### STORED DATA

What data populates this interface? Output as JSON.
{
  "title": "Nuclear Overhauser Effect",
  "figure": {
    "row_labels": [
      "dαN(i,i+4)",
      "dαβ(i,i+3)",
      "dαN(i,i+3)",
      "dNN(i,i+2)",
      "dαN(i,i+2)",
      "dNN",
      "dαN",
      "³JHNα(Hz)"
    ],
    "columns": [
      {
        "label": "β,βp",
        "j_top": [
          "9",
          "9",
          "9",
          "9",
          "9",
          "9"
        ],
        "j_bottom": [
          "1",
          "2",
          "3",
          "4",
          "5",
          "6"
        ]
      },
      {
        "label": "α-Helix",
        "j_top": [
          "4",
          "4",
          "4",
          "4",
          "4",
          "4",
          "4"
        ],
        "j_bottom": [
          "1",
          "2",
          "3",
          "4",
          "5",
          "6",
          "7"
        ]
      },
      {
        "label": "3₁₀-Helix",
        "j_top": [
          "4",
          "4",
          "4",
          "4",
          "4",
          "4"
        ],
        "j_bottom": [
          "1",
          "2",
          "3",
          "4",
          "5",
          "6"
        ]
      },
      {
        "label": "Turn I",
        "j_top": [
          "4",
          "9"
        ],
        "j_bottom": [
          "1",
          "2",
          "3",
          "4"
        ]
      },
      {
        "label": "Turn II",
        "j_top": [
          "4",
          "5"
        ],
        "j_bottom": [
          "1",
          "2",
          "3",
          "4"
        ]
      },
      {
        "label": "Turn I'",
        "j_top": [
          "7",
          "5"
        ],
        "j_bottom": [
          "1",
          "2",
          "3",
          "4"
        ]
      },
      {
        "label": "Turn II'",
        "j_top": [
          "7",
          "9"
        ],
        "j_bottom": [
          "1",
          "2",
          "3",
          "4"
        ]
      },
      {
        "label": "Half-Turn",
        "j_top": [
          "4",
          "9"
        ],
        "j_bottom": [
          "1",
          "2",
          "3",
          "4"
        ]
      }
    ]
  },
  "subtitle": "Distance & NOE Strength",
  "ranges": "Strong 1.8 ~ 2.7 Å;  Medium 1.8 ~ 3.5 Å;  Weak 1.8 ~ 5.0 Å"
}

######

YOUR TASK
From the entries above, extract each line containing "Turn".

FINISHED EXERCISE
        "label": "Turn I",
        "label": "Turn II",
        "label": "Turn I'",
        "label": "Turn II'",
        "label": "Half-Turn",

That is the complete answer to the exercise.